===== Dataset records
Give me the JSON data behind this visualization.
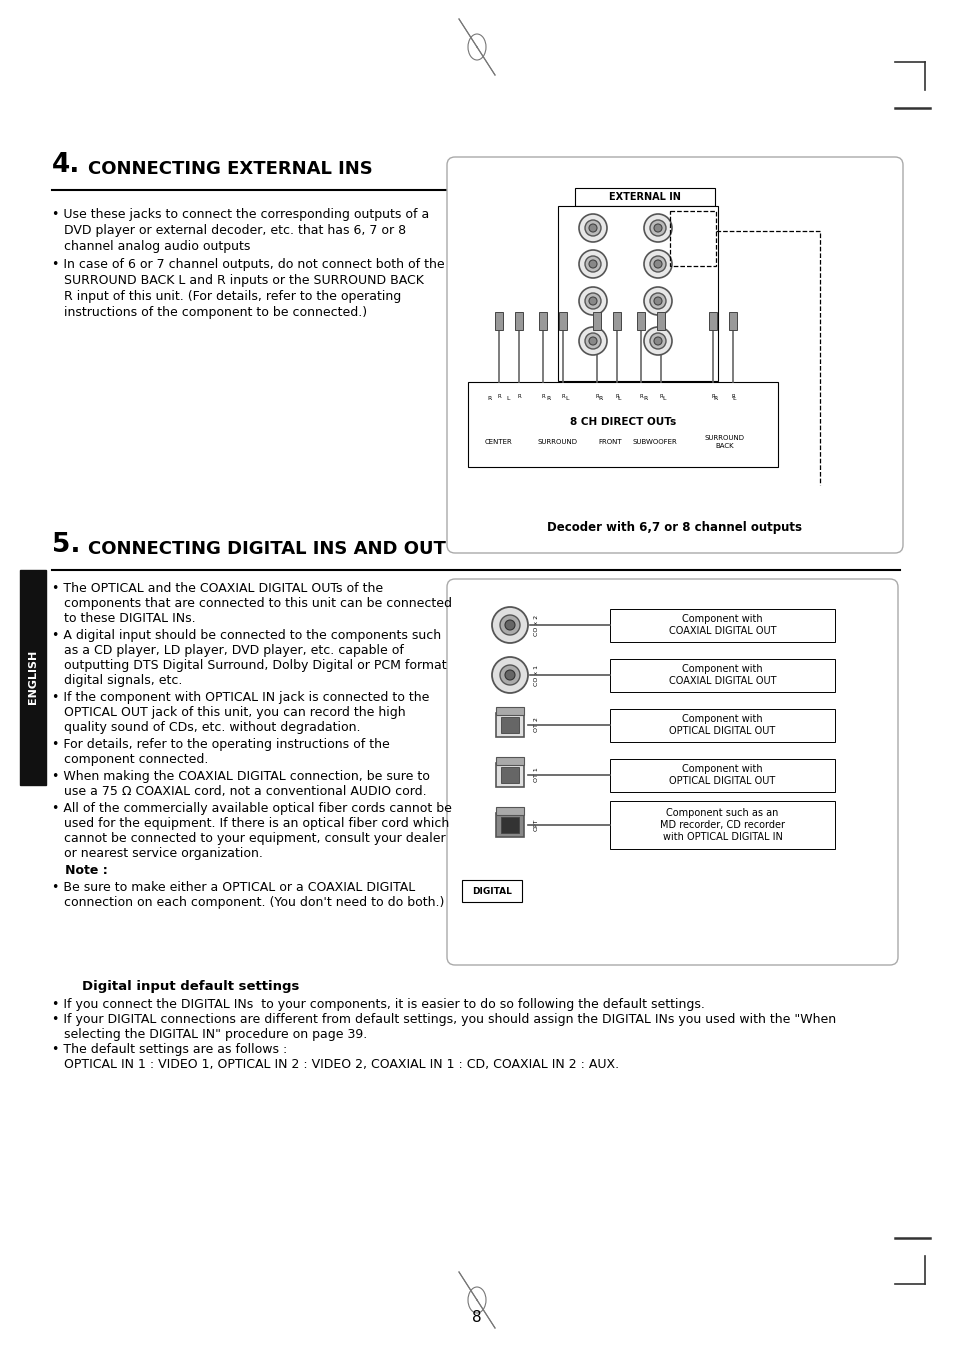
{
  "page_bg": "#ffffff",
  "page_number": "8",
  "sec4_num": "4.",
  "sec4_title": "CONNECTING EXTERNAL INS",
  "sec4_bullet1_lines": [
    "• Use these jacks to connect the corresponding outputs of a",
    "   DVD player or external decoder, etc. that has 6, 7 or 8",
    "   channel analog audio outputs"
  ],
  "sec4_bullet2_lines": [
    "• In case of 6 or 7 channel outputs, do not connect both of the",
    "   SURROUND BACK L and R inputs or the SURROUND BACK",
    "   R input of this unit. (For details, refer to the operating",
    "   instructions of the component to be connected.)"
  ],
  "diag1_external_in": "EXTERNAL IN",
  "diag1_sublabel": "8 CH DIRECT OUTs",
  "diag1_caption": "Decoder with 6,7 or 8 channel outputs",
  "diag1_ch_labels": [
    "CENTER",
    "SURROUND",
    "FRONT",
    "SUBWOOFER",
    "SURROUND\nBACK"
  ],
  "sec5_num": "5.",
  "sec5_title": "CONNECTING DIGITAL INS AND OUT",
  "sec5_bullet_lines": [
    [
      "• The OPTICAL and the COAXIAL DIGITAL OUTs of the",
      "   components that are connected to this unit can be connected",
      "   to these DIGITAL INs."
    ],
    [
      "• A digital input should be connected to the components such",
      "   as a CD player, LD player, DVD player, etc. capable of",
      "   outputting DTS Digital Surround, Dolby Digital or PCM format",
      "   digital signals, etc."
    ],
    [
      "• If the component with OPTICAL IN jack is connected to the",
      "   OPTICAL OUT jack of this unit, you can record the high",
      "   quality sound of CDs, etc. without degradation."
    ],
    [
      "• For details, refer to the operating instructions of the",
      "   component connected."
    ],
    [
      "• When making the COAXIAL DIGITAL connection, be sure to",
      "   use a 75 Ω COAXIAL cord, not a conventional AUDIO cord."
    ],
    [
      "• All of the commercially available optical fiber cords cannot be",
      "   used for the equipment. If there is an optical fiber cord which",
      "   cannot be connected to your equipment, consult your dealer",
      "   or nearest service organization."
    ],
    [
      "   Note :"
    ],
    [
      "• Be sure to make either a OPTICAL or a COAXIAL DIGITAL",
      "   connection on each component. (You don't need to do both.)"
    ]
  ],
  "note_line": "   Note :",
  "diag2_comp_labels": [
    "Component with\nCOAXIAL DIGITAL OUT",
    "Component with\nCOAXIAL DIGITAL OUT",
    "Component with\nOPTICAL DIGITAL OUT",
    "Component with\nOPTICAL DIGITAL OUT",
    "Component such as an\nMD recorder, CD recorder\nwith OPTICAL DIGITAL IN"
  ],
  "diag2_digital": "DIGITAL",
  "dds_title": "Digital input default settings",
  "dds_lines": [
    "• If you connect the DIGITAL INs  to your components, it is easier to do so following the default settings.",
    "• If your DIGITAL connections are different from default settings, you should assign the DIGITAL INs you used with the \"When",
    "   selecting the DIGITAL IN\" procedure on page 39.",
    "• The default settings are as follows :",
    "   OPTICAL IN 1 : VIDEO 1, OPTICAL IN 2 : VIDEO 2, COAXIAL IN 1 : CD, COAXIAL IN 2 : AUX."
  ],
  "english_label": "ENGLISH",
  "line_color": "#000000",
  "bg_color": "#ffffff",
  "text_color": "#000000",
  "gray_color": "#aaaaaa",
  "dark_gray": "#444444"
}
==========
Problem requirements:
Copy every entry exactly as written. Pictures are excluded.

Complete response:
Give me the JSON data behind this visualization.
{
  "page_bg": "#ffffff",
  "page_number": "8",
  "sec4_num": "4.",
  "sec4_title": "CONNECTING EXTERNAL INS",
  "sec4_bullet1_lines": [
    "• Use these jacks to connect the corresponding outputs of a",
    "   DVD player or external decoder, etc. that has 6, 7 or 8",
    "   channel analog audio outputs"
  ],
  "sec4_bullet2_lines": [
    "• In case of 6 or 7 channel outputs, do not connect both of the",
    "   SURROUND BACK L and R inputs or the SURROUND BACK",
    "   R input of this unit. (For details, refer to the operating",
    "   instructions of the component to be connected.)"
  ],
  "diag1_external_in": "EXTERNAL IN",
  "diag1_sublabel": "8 CH DIRECT OUTs",
  "diag1_caption": "Decoder with 6,7 or 8 channel outputs",
  "diag1_ch_labels": [
    "CENTER",
    "SURROUND",
    "FRONT",
    "SUBWOOFER",
    "SURROUND\nBACK"
  ],
  "sec5_num": "5.",
  "sec5_title": "CONNECTING DIGITAL INS AND OUT",
  "sec5_bullet_lines": [
    [
      "• The OPTICAL and the COAXIAL DIGITAL OUTs of the",
      "   components that are connected to this unit can be connected",
      "   to these DIGITAL INs."
    ],
    [
      "• A digital input should be connected to the components such",
      "   as a CD player, LD player, DVD player, etc. capable of",
      "   outputting DTS Digital Surround, Dolby Digital or PCM format",
      "   digital signals, etc."
    ],
    [
      "• If the component with OPTICAL IN jack is connected to the",
      "   OPTICAL OUT jack of this unit, you can record the high",
      "   quality sound of CDs, etc. without degradation."
    ],
    [
      "• For details, refer to the operating instructions of the",
      "   component connected."
    ],
    [
      "• When making the COAXIAL DIGITAL connection, be sure to",
      "   use a 75 Ω COAXIAL cord, not a conventional AUDIO cord."
    ],
    [
      "• All of the commercially available optical fiber cords cannot be",
      "   used for the equipment. If there is an optical fiber cord which",
      "   cannot be connected to your equipment, consult your dealer",
      "   or nearest service organization."
    ],
    [
      "   Note :"
    ],
    [
      "• Be sure to make either a OPTICAL or a COAXIAL DIGITAL",
      "   connection on each component. (You don't need to do both.)"
    ]
  ],
  "note_line": "   Note :",
  "diag2_comp_labels": [
    "Component with\nCOAXIAL DIGITAL OUT",
    "Component with\nCOAXIAL DIGITAL OUT",
    "Component with\nOPTICAL DIGITAL OUT",
    "Component with\nOPTICAL DIGITAL OUT",
    "Component such as an\nMD recorder, CD recorder\nwith OPTICAL DIGITAL IN"
  ],
  "diag2_digital": "DIGITAL",
  "dds_title": "Digital input default settings",
  "dds_lines": [
    "• If you connect the DIGITAL INs  to your components, it is easier to do so following the default settings.",
    "• If your DIGITAL connections are different from default settings, you should assign the DIGITAL INs you used with the \"When",
    "   selecting the DIGITAL IN\" procedure on page 39.",
    "• The default settings are as follows :",
    "   OPTICAL IN 1 : VIDEO 1, OPTICAL IN 2 : VIDEO 2, COAXIAL IN 1 : CD, COAXIAL IN 2 : AUX."
  ],
  "english_label": "ENGLISH",
  "line_color": "#000000",
  "bg_color": "#ffffff",
  "text_color": "#000000",
  "gray_color": "#aaaaaa",
  "dark_gray": "#444444"
}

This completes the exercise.